begin Data rows
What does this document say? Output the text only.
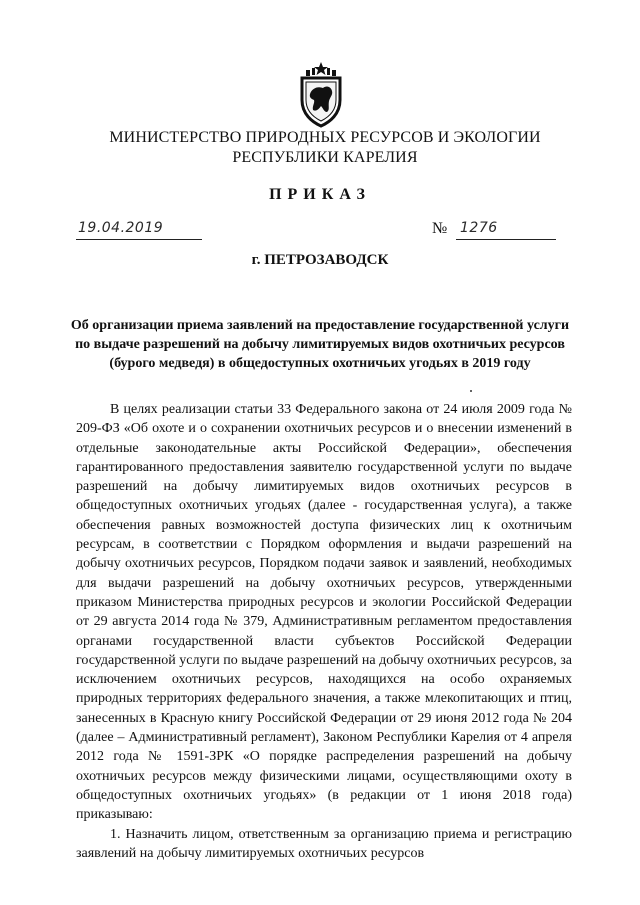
МИНИСТЕРСТВО ПРИРОДНЫХ РЕСУРСОВ И ЭКОЛОГИИ РЕСПУБЛИКИ КАРЕЛИЯ
ПРИКАЗ
19.04.2019	№ 1276
г. ПЕТРОЗАВОДСК
Об организации приема заявлений на предоставление государственной услуги по выдаче разрешений на добычу лимитируемых видов охотничьих ресурсов (бурого медведя) в общедоступных охотничьих угодьях в 2019 году

В целях реализации статьи 33 Федерального закона от 24 июля 2009 года № 209-ФЗ «Об охоте и о сохранении охотничьих ресурсов и о внесении изменений в отдельные законодательные акты Российской Федерации», обеспечения гарантированного предоставления заявителю государственной услуги по выдаче разрешений на добычу лимитируемых видов охотничьих ресурсов в общедоступных охотничьих угодьях (далее - государственная услуга), а также обеспечения равных возможностей доступа физических лиц к охотничьим ресурсам, в соответствии с Порядком оформления и выдачи разрешений на добычу охотничьих ресурсов, Порядком подачи заявок и заявлений, необходимых для выдачи разрешений на добычу охотничьих ресурсов, утвержденными приказом Министерства природных ресурсов и экологии Российской Федерации от 29 августа 2014 года № 379, Административным регламентом предоставления органами государственной власти субъектов Российской Федерации государственной услуги по выдаче разрешений на добычу охотничьих ресурсов, за исключением охотничьих ресурсов, находящихся на особо охраняемых природных территориях федерального значения, а также млекопитающих и птиц, занесенных в Красную книгу Российской Федерации от 29 июня 2012 года № 204 (далее – Административный регламент), Законом Республики Карелия от 4 апреля 2012 года № 1591-ЗРК «О порядке распределения разрешений на добычу охотничьих ресурсов между физическими лицами, осуществляющими охоту в общедоступных охотничьих угодьях» (в редакции от 1 июня 2018 года) приказываю:

1. Назначить лицом, ответственным за организацию приема и регистрацию заявлений на добычу лимитируемых охотничьих ресурсов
end Data rows
- _Stated exercise_:
Copy out every line that includes the word "приема".

- _Complete answer_:
Об организации приема заявлений на предоставление государственной услуги по выдаче разрешений на добычу лимитируемых видов охотничьих ресурсов (бурого медведя) в общедоступных охотничьих угодьях в 2019 году
1. Назначить лицом, ответственным за организацию приема и регистрацию заявлений на добычу лимитируемых охотничьих ресурсов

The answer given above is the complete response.